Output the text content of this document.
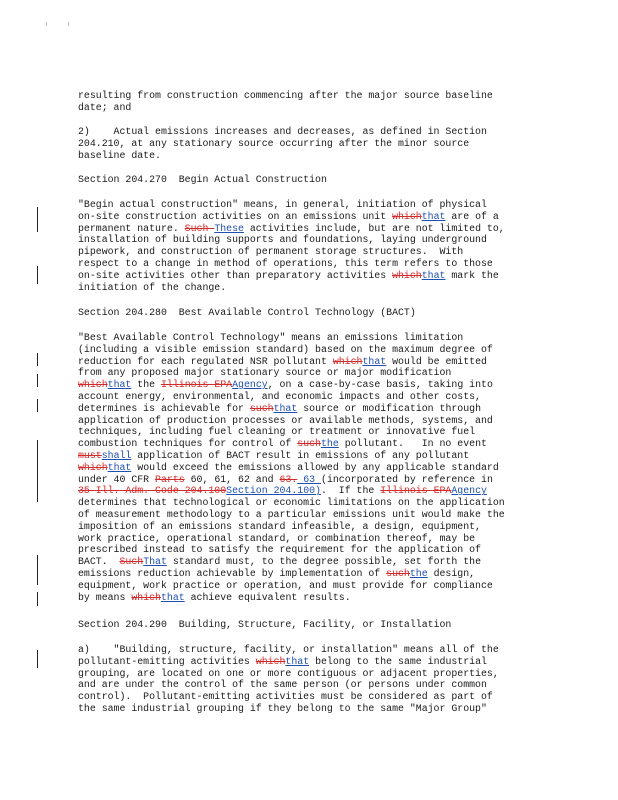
resulting from construction commencing after the major source baseline
date; and
2)    Actual emissions increases and decreases, as defined in Section
204.210, at any stationary source occurring after the minor source
baseline date.
Section 204.270  Begin Actual Construction
"Begin actual construction" means, in general, initiation of physical
on-site construction activities on an emissions unit whichthat are of a
permanent nature. Such These activities include, but are not limited to,
installation of building supports and foundations, laying underground
pipework, and construction of permanent storage structures.  With
respect to a change in method of operations, this term refers to those
on-site activities other than preparatory activities whichthat mark the
initiation of the change.
Section 204.280  Best Available Control Technology (BACT)
"Best Available Control Technology" means an emissions limitation
(including a visible emission standard) based on the maximum degree of
reduction for each regulated NSR pollutant whichthat would be emitted
from any proposed major stationary source or major modification
whichthat the Illinois EPAAgency, on a case-by-case basis, taking into
account energy, environmental, and economic impacts and other costs,
determines is achievable for suchthat source or modification through
application of production processes or available methods, systems, and
techniques, including fuel cleaning or treatment or innovative fuel
combustion techniques for control of suchthe pollutant.   In no event
mustshall application of BACT result in emissions of any pollutant
whichthat would exceed the emissions allowed by any applicable standard
under 40 CFR Parts 60, 61, 62 and 63. 63 (incorporated by reference in
35 Ill. Adm. Code 204.100Section 204.100).  If the Illinois EPAAgency
determines that technological or economic limitations on the application
of measurement methodology to a particular emissions unit would make the
imposition of an emissions standard infeasible, a design, equipment,
work practice, operational standard, or combination thereof, may be
prescribed instead to satisfy the requirement for the application of
BACT.  SuchThat standard must, to the degree possible, set forth the
emissions reduction achievable by implementation of suchthe design,
equipment, work practice or operation, and must provide for compliance
by means whichthat achieve equivalent results.
Section 204.290  Building, Structure, Facility, or Installation
a)    "Building, structure, facility, or installation" means all of the
pollutant-emitting activities whichthat belong to the same industrial
grouping, are located on one or more contiguous or adjacent properties,
and are under the control of the same person (or persons under common
control).  Pollutant-emitting activities must be considered as part of
the same industrial grouping if they belong to the same "Major Group"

==================================================

### WHAT THIS TASK INVOLVES
Images must not appear in the copy; reproduce everything else in the records verbatim.

### COMPLETED EXERCISE
Output the text content of this document.
resulting from construction commencing after the major source baseline
date; and
2)    Actual emissions increases and decreases, as defined in Section
204.210, at any stationary source occurring after the minor source
baseline date.
Section 204.270  Begin Actual Construction
"Begin actual construction" means, in general, initiation of physical
on-site construction activities on an emissions unit whichthat are of a
permanent nature. Such These activities include, but are not limited to,
installation of building supports and foundations, laying underground
pipework, and construction of permanent storage structures.  With
respect to a change in method of operations, this term refers to those
on-site activities other than preparatory activities whichthat mark the
initiation of the change.
Section 204.280  Best Available Control Technology (BACT)
"Best Available Control Technology" means an emissions limitation
(including a visible emission standard) based on the maximum degree of
reduction for each regulated NSR pollutant whichthat would be emitted
from any proposed major stationary source or major modification
whichthat the Illinois EPAAgency, on a case-by-case basis, taking into
account energy, environmental, and economic impacts and other costs,
determines is achievable for suchthat source or modification through
application of production processes or available methods, systems, and
techniques, including fuel cleaning or treatment or innovative fuel
combustion techniques for control of suchthe pollutant.   In no event
mustshall application of BACT result in emissions of any pollutant
whichthat would exceed the emissions allowed by any applicable standard
under 40 CFR Parts 60, 61, 62 and 63. 63 (incorporated by reference in
35 Ill. Adm. Code 204.100Section 204.100).  If the Illinois EPAAgency
determines that technological or economic limitations on the application
of measurement methodology to a particular emissions unit would make the
imposition of an emissions standard infeasible, a design, equipment,
work practice, operational standard, or combination thereof, may be
prescribed instead to satisfy the requirement for the application of
BACT.  SuchThat standard must, to the degree possible, set forth the
emissions reduction achievable by implementation of suchthe design,
equipment, work practice or operation, and must provide for compliance
by means whichthat achieve equivalent results.
Section 204.290  Building, Structure, Facility, or Installation
a)    "Building, structure, facility, or installation" means all of the
pollutant-emitting activities whichthat belong to the same industrial
grouping, are located on one or more contiguous or adjacent properties,
and are under the control of the same person (or persons under common
control).  Pollutant-emitting activities must be considered as part of
the same industrial grouping if they belong to the same "Major Group"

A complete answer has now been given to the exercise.